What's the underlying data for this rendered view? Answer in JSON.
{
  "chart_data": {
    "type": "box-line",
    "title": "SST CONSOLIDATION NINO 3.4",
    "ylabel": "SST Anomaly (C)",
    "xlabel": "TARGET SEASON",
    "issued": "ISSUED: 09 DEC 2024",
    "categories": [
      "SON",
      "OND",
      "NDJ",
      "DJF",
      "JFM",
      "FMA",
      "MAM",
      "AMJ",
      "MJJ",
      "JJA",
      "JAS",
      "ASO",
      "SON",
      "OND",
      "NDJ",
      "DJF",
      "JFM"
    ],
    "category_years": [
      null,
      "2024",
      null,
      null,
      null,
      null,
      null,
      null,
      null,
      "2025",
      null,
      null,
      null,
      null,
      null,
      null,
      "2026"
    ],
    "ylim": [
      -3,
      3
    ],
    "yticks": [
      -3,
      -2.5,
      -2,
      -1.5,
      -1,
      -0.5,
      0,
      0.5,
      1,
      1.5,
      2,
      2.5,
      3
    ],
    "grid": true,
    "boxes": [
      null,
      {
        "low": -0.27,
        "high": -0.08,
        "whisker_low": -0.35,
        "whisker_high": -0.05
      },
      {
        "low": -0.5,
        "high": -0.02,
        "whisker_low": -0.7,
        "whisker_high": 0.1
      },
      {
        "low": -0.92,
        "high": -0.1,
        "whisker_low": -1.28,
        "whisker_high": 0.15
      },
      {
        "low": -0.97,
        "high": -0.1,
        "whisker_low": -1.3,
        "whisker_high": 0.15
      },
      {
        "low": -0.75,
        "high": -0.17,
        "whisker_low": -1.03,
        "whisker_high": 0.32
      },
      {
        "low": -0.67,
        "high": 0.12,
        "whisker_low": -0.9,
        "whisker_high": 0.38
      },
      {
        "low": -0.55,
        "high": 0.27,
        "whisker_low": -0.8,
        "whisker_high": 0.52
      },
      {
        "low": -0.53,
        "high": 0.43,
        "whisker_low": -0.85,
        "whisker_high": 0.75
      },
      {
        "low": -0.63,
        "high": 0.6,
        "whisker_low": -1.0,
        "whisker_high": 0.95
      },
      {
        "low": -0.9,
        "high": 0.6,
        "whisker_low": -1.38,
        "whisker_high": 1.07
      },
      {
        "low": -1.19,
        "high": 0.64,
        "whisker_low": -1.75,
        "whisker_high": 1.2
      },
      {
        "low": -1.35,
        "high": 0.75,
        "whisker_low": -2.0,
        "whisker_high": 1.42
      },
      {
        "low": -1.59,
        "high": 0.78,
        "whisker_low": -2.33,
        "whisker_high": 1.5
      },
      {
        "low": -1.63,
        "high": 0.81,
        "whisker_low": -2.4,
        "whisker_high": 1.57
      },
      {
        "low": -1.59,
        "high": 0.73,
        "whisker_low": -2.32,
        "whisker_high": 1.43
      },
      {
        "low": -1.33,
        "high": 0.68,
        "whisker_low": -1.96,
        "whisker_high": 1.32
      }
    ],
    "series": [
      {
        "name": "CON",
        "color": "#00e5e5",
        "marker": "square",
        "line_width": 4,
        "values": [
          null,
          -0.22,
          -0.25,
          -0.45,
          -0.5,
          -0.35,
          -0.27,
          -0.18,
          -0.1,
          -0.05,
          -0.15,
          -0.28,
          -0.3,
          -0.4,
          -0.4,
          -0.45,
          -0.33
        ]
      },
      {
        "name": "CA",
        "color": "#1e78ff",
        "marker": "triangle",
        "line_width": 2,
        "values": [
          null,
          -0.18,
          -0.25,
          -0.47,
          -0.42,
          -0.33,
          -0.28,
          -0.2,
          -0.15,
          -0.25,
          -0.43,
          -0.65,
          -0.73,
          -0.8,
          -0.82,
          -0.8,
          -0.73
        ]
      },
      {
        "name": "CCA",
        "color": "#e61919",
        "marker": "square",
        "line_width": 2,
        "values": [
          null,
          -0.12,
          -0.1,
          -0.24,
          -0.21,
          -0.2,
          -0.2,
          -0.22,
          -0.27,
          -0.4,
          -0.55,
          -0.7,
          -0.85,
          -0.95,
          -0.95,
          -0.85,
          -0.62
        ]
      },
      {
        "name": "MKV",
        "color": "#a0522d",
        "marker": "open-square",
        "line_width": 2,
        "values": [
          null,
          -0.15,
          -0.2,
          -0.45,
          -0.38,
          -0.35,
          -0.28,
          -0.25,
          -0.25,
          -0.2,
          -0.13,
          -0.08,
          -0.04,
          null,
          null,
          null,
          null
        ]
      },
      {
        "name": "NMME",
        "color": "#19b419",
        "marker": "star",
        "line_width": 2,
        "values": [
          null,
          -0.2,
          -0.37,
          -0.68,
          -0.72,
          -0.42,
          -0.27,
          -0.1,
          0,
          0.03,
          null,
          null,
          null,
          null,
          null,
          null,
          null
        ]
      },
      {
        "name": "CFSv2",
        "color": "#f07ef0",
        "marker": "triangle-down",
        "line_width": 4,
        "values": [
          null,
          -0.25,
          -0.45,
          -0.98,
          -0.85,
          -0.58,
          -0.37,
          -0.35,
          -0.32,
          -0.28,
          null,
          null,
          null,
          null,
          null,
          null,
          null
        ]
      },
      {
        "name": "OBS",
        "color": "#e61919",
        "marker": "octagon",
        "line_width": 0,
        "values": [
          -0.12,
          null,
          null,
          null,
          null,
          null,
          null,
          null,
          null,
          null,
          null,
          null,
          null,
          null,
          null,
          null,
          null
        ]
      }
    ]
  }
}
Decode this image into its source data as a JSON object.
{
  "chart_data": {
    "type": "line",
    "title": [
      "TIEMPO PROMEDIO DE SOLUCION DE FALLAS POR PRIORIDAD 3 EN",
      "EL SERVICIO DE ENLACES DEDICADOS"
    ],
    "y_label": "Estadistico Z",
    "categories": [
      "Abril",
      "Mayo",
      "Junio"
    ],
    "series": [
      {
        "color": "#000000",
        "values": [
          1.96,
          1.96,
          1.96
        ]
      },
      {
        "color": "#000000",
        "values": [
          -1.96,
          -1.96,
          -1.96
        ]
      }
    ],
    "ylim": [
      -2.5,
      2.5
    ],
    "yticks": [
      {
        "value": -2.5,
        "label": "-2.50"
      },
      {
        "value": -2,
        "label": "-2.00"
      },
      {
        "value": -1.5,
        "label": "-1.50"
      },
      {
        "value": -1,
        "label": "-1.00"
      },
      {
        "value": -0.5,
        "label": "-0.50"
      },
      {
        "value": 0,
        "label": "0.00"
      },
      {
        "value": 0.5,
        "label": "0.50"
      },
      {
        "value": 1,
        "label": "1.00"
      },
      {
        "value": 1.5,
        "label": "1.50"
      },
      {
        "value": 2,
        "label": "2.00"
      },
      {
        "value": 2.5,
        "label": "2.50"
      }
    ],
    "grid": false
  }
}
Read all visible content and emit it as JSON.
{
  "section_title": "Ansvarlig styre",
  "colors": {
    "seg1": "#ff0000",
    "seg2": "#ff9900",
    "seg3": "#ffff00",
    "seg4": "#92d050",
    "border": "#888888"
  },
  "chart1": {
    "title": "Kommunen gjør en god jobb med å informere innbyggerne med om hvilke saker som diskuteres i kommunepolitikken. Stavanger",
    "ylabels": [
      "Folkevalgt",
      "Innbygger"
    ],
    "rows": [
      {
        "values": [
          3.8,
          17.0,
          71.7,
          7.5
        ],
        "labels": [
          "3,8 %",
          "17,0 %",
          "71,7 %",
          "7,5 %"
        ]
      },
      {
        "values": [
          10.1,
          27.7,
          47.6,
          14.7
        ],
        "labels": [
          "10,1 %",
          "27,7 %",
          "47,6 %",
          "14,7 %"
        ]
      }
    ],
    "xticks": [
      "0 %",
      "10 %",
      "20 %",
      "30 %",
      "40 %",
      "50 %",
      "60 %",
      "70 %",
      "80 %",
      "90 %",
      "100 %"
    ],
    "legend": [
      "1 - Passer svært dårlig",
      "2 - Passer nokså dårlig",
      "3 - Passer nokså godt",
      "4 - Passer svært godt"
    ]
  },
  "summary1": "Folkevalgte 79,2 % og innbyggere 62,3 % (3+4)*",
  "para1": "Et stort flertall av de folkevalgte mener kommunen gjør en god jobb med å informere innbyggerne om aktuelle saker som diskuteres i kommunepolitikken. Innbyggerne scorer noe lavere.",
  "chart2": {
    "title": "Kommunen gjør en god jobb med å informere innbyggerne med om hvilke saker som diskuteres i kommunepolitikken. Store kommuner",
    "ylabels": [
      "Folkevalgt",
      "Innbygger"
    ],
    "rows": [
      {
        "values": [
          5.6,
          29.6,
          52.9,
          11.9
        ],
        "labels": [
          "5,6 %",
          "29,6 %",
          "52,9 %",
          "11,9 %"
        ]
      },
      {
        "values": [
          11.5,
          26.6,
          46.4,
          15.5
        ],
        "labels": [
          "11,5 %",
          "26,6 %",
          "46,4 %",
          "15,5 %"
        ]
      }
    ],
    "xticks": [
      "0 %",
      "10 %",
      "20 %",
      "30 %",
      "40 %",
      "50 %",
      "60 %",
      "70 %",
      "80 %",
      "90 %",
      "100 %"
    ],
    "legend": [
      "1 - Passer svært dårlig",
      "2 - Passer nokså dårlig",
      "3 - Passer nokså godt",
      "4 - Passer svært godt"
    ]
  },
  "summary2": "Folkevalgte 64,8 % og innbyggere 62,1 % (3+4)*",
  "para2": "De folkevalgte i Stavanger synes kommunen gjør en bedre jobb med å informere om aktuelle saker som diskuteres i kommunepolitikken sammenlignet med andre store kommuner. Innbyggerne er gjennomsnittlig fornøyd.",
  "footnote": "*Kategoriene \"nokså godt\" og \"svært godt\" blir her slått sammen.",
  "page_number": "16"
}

* [REQUIREMENTS]:
Select and copy each line from the data that includes the word "innbyggere".

* [SOLUTION TO THE PROBLEM]:
  "summary1": "Folkevalgte 79,2 % og innbyggere 62,3 % (3+4)*",
  "summary2": "Folkevalgte 64,8 % og innbyggere 62,1 % (3+4)*",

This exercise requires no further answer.